▶

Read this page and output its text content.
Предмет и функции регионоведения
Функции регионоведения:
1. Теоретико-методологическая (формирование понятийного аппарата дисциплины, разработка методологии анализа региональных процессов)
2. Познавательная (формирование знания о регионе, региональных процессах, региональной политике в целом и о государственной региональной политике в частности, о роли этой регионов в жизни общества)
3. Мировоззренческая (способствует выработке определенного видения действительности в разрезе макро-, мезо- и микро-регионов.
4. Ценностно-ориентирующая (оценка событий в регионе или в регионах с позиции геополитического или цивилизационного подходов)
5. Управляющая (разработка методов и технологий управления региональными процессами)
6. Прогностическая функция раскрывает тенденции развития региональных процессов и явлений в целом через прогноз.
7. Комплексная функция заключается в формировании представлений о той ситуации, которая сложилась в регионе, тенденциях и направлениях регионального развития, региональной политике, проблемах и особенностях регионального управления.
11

◀

▸ **PROBLEM DESCRIPTION**: Please reproduce every line of the material word for word.

▸ **SOLUTION**:
Read this page and output its text content.
Предмет и функции регионоведения
Функции регионоведения:
1. Теоретико-методологическая (формирование понятийного аппарата дисциплины, разработка методологии анализа региональных процессов)
2. Познавательная (формирование знания о регионе, региональных процессах, региональной политике в целом и о государственной региональной политике в частности, о роли этой регионов в жизни общества)
3. Мировоззренческая (способствует выработке определенного видения действительности в разрезе макро-, мезо- и микро-регионов.
4. Ценностно-ориентирующая (оценка событий в регионе или в регионах с позиции геополитического или цивилизационного подходов)
5. Управляющая (разработка методов и технологий управления региональными процессами)
6. Прогностическая функция раскрывает тенденции развития региональных процессов и явлений в целом через прогноз.
7. Комплексная функция заключается в формировании представлений о той ситуации, которая сложилась в регионе, тенденциях и направлениях регионального развития, региональной политике, проблемах и особенностях регионального управления.
11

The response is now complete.